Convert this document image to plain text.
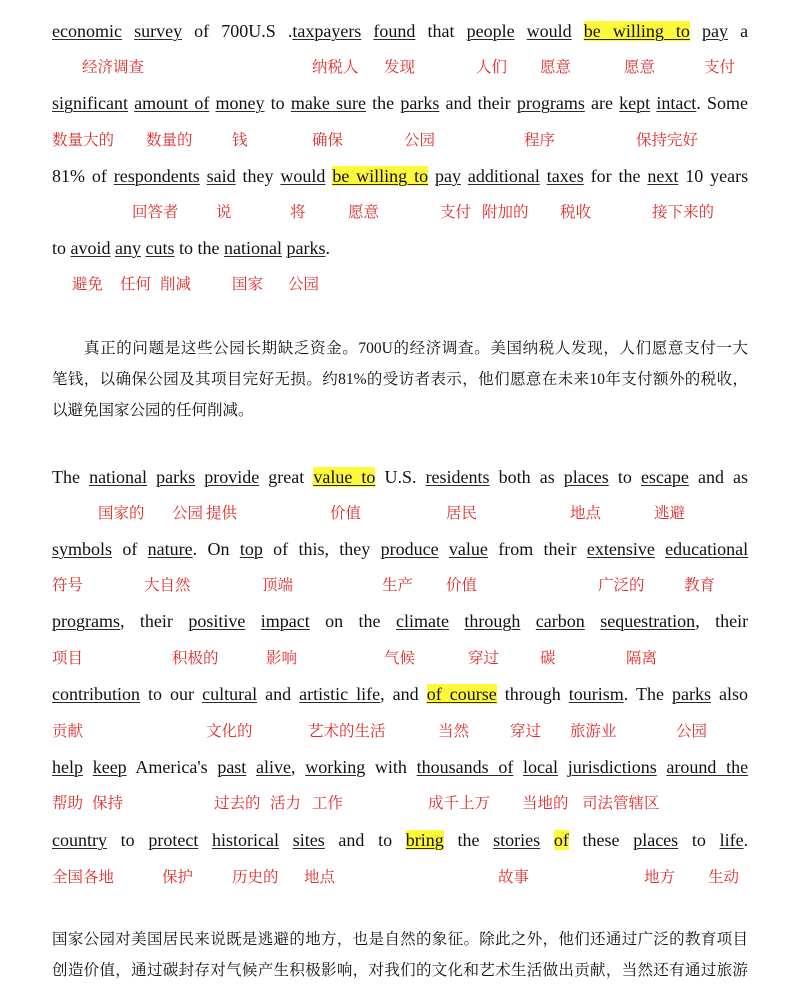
economic survey of 700U.S .taxpayers found that people would be willing to pay a
经济调查	纳税人 发现	人们 愿意	愿意	支付
significant amount of money to make sure the parks and their programs are kept intact. Some
数量大的 数量的	钱	确保	公园	程序	保持完好
81% of respondents said they would be willing to pay additional taxes for the next 10 years
回答者 说	将	愿意	支付 附加的 税收	接下来的
to avoid any cuts to the national parks.
避免 任何 削减	国家 公园
真正的问题是这些公园长期缺乏资金。700U的经济调查。美国纳税人发现，人们愿意支付一大
笔钱，以确保公园及其项目完好无损。约81%的受访者表示，他们愿意在未来10年支付额外的税收，
以避免国家公园的任何削减。
The national parks provide great value to U.S. residents both as places to escape and as
国家的 公园 提供	价值	居民	地点	逃避
symbols of nature. On top of this, they produce value from their extensive educational
符号	大自然	顶端	生产 价值	广泛的	教育
programs, their positive impact on the climate through carbon sequestration, their
项目	积极的	影响	气候	穿过	碳	隔离
contribution to our cultural and artistic life, and of course through tourism. The parks also
贡献	文化的	艺术的生活	当然	穿过 旅游业	公园
help keep America's past alive, working with thousands of local jurisdictions around the
帮助 保持	过去的 活力 工作	成千上万 当地的 司法管辖区
country to protect historical sites and to bring the stories of these places to life.
全国各地	保护	历史的 地点	故事	地方 生动
国家公园对美国居民来说既是逃避的地方，也是自然的象征。除此之外，他们还通过广泛的教育项目
创造价值，通过碳封存对气候产生积极影响，对我们的文化和艺术生活做出贡献，当然还有通过旅游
□ □ □ □ □
Collect every line from the records above that contains the word "programs".

significant amount of money to make sure the parks and their programs are kept intact. Some
programs, their positive impact on the climate through carbon sequestration, their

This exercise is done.